- What you have to do -
Your copy of the material must match it exactly, except that pictures are dropped.

- Records provided -
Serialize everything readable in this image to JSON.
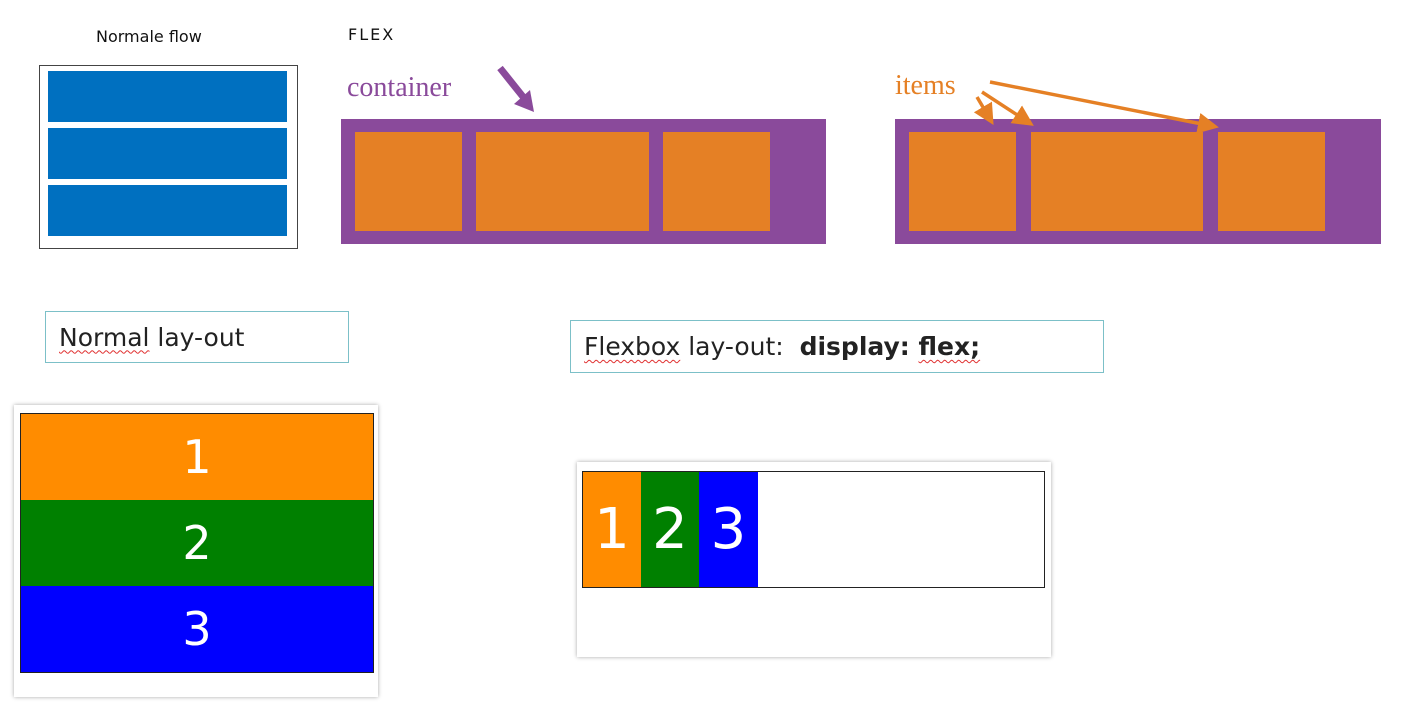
{
  "labels": {
    "normal_flow": "Normale flow",
    "flex": "FLEX",
    "container": "container",
    "items": "items"
  },
  "captions": {
    "normal_word": "Normal",
    "normal_rest": " lay-out",
    "flexbox_word": "Flexbox",
    "flexbox_rest": " lay-out:  ",
    "display_prop": "display: ",
    "flex_value": "flex;"
  },
  "demo": {
    "items": [
      "1",
      "2",
      "3"
    ]
  },
  "colors": {
    "blue_bar": "#0070c0",
    "purple": "#8a4a9b",
    "orange_item": "#e58025",
    "demo_orange": "#ff8c00",
    "demo_green": "#008000",
    "demo_blue": "#0000ff"
  }
}
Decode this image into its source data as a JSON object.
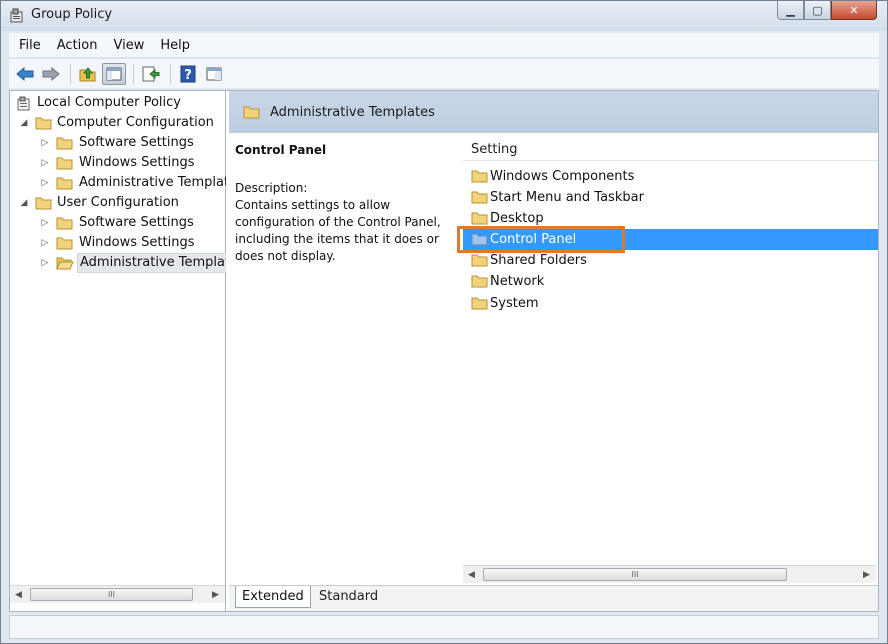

- Output of the task -
Serialize everything readable in this image to JSON.
{
  "labels": {
    "normal_flow": "Normale flow",
    "flex": "FLEX",
    "container": "container",
    "items": "items"
  },
  "captions": {
    "normal_word": "Normal",
    "normal_rest": " lay-out",
    "flexbox_word": "Flexbox",
    "flexbox_rest": " lay-out:  ",
    "display_prop": "display: ",
    "flex_value": "flex;"
  },
  "demo": {
    "items": [
      "1",
      "2",
      "3"
    ]
  },
  "colors": {
    "blue_bar": "#0070c0",
    "purple": "#8a4a9b",
    "orange_item": "#e58025",
    "demo_orange": "#ff8c00",
    "demo_green": "#008000",
    "demo_blue": "#0000ff"
  }
}
Decode this image into its source data as a JSON object.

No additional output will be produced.